▶ _Directions for this task_
Set all the material down again unchanged, without the pictures.

▶ _Excerpted records_

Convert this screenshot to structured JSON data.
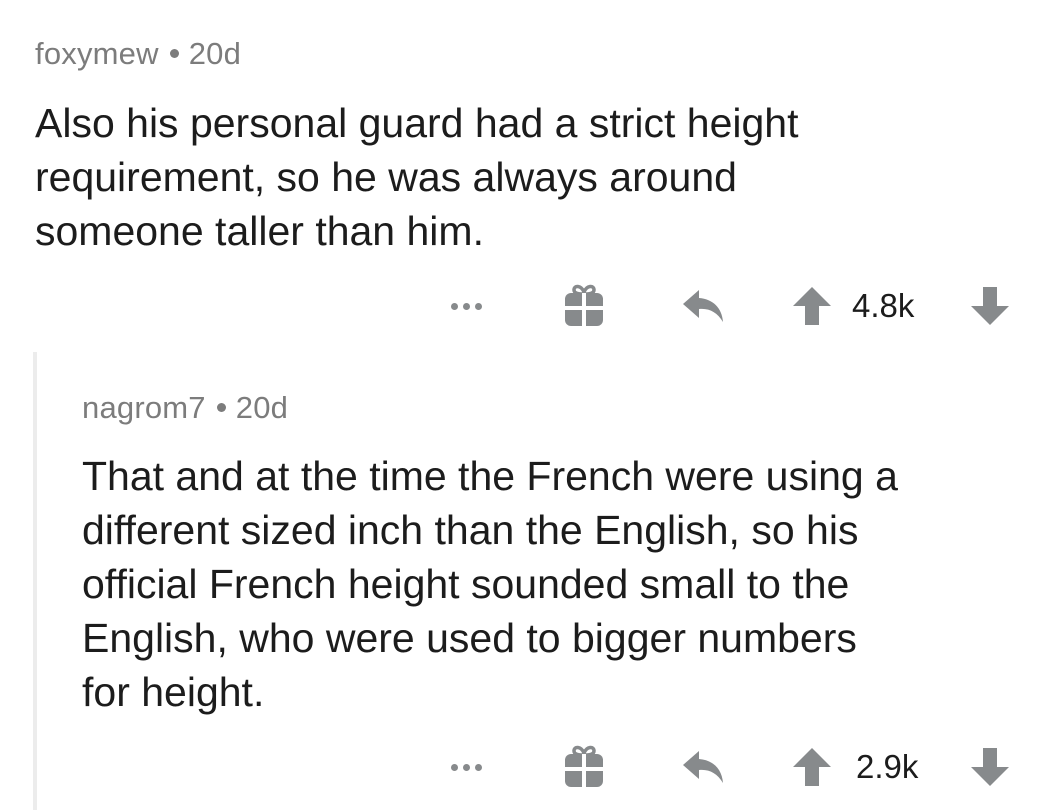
{
  "comments": [
    {
      "author": "foxymew",
      "age": "20d",
      "text": "Also his personal guard had a strict height\nrequirement, so he was always around\nsomeone taller than him.",
      "score": "4.8k"
    },
    {
      "author": "nagrom7",
      "age": "20d",
      "text": "That and at the time the French were using a\ndifferent sized inch than the English, so his\nofficial French height sounded small to the\nEnglish, who were used to bigger numbers\nfor height.",
      "score": "2.9k"
    }
  ],
  "icons": {
    "more": "more-options-icon",
    "gift": "gift-icon",
    "reply": "reply-icon",
    "upvote": "upvote-arrow-icon",
    "downvote": "downvote-arrow-icon"
  },
  "colors": {
    "icon_gray": "#878a8c",
    "meta_gray": "#7c7c7c",
    "text": "#1c1c1c",
    "thread_line": "#ececec"
  }
}
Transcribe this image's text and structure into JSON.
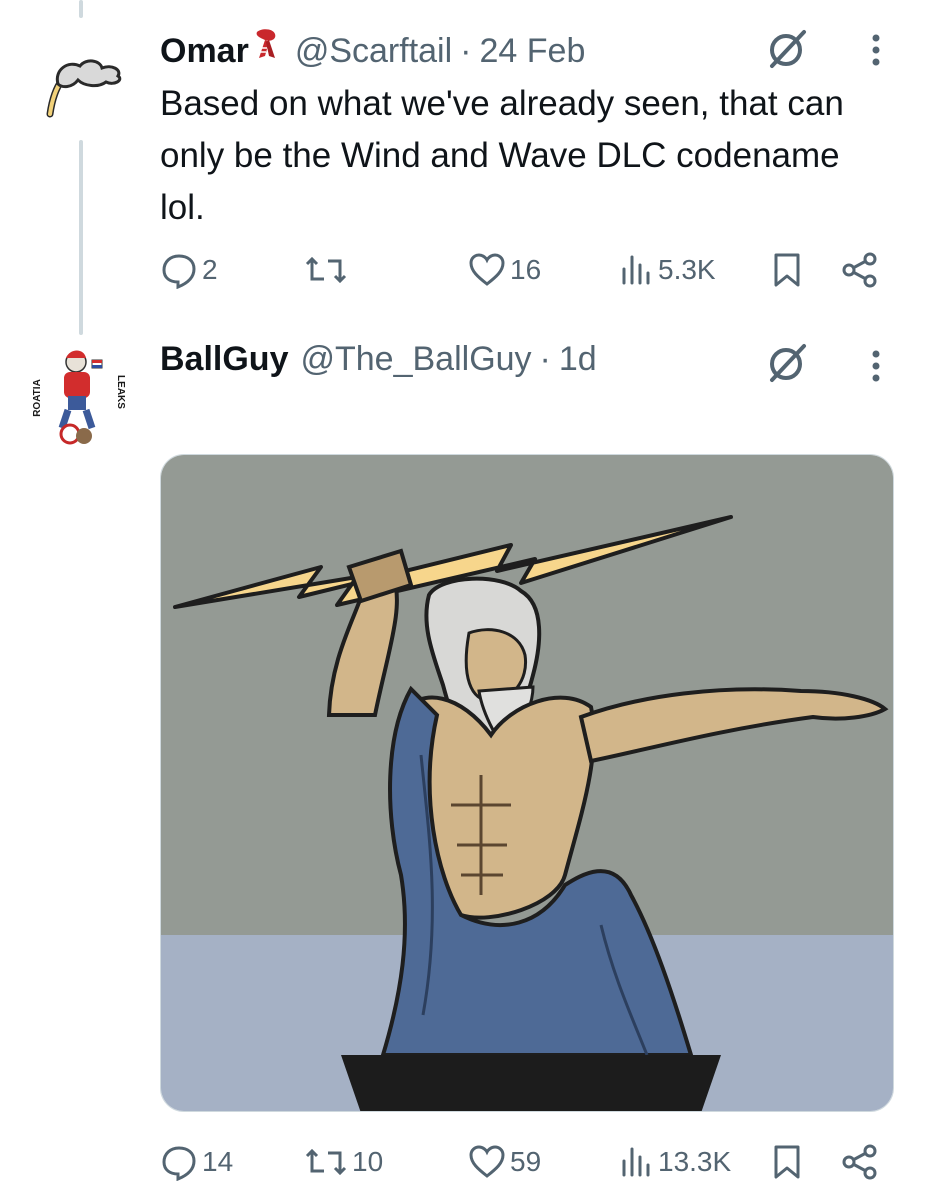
{
  "tweets": [
    {
      "author_name": "Omar",
      "author_emoji": "scarf-emoji",
      "handle": "@Scarftail",
      "separator": "·",
      "time": "24 Feb",
      "text": "Based on what we've already seen, that can only be the Wind and Wave DLC codename lol.",
      "replies": "2",
      "reposts": "",
      "likes": "16",
      "views": "5.3K"
    },
    {
      "author_name": "BallGuy",
      "handle": "@The_BallGuy",
      "separator": "·",
      "time": "1d",
      "avatar_text_left": "ROATIA",
      "avatar_text_right": "LEAKS",
      "media_description": "zeus-lightning-illustration",
      "replies": "14",
      "reposts": "10",
      "likes": "59",
      "views": "13.3K"
    }
  ],
  "icons": [
    "reply-icon",
    "repost-icon",
    "like-icon",
    "views-icon",
    "bookmark-icon",
    "share-icon",
    "grok-icon",
    "more-icon"
  ],
  "colors": {
    "text": "#0f1419",
    "secondary": "#536471",
    "thread_line": "#cfd9de",
    "sky": "#949a94",
    "sea": "#a5b1c5",
    "bolt": "#f7d68c",
    "skin": "#d2b68a",
    "robe": "#4e6a96"
  }
}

▶ _Task response_
Convert this screenshot to structured JSON data.
{
  "comments": [
    {
      "author": "foxymew",
      "age": "20d",
      "text": "Also his personal guard had a strict height\nrequirement, so he was always around\nsomeone taller than him.",
      "score": "4.8k"
    },
    {
      "author": "nagrom7",
      "age": "20d",
      "text": "That and at the time the French were using a\ndifferent sized inch than the English, so his\nofficial French height sounded small to the\nEnglish, who were used to bigger numbers\nfor height.",
      "score": "2.9k"
    }
  ],
  "icons": {
    "more": "more-options-icon",
    "gift": "gift-icon",
    "reply": "reply-icon",
    "upvote": "upvote-arrow-icon",
    "downvote": "downvote-arrow-icon"
  },
  "colors": {
    "icon_gray": "#878a8c",
    "meta_gray": "#7c7c7c",
    "text": "#1c1c1c",
    "thread_line": "#ececec"
  }
}
Transcribe this image's text and structure into JSON.
{
  "tweets": [
    {
      "author_name": "Omar",
      "author_emoji": "scarf-emoji",
      "handle": "@Scarftail",
      "separator": "·",
      "time": "24 Feb",
      "text": "Based on what we've already seen, that can only be the Wind and Wave DLC codename lol.",
      "replies": "2",
      "reposts": "",
      "likes": "16",
      "views": "5.3K"
    },
    {
      "author_name": "BallGuy",
      "handle": "@The_BallGuy",
      "separator": "·",
      "time": "1d",
      "avatar_text_left": "ROATIA",
      "avatar_text_right": "LEAKS",
      "media_description": "zeus-lightning-illustration",
      "replies": "14",
      "reposts": "10",
      "likes": "59",
      "views": "13.3K"
    }
  ],
  "icons": [
    "reply-icon",
    "repost-icon",
    "like-icon",
    "views-icon",
    "bookmark-icon",
    "share-icon",
    "grok-icon",
    "more-icon"
  ],
  "colors": {
    "text": "#0f1419",
    "secondary": "#536471",
    "thread_line": "#cfd9de",
    "sky": "#949a94",
    "sea": "#a5b1c5",
    "bolt": "#f7d68c",
    "skin": "#d2b68a",
    "robe": "#4e6a96"
  }
}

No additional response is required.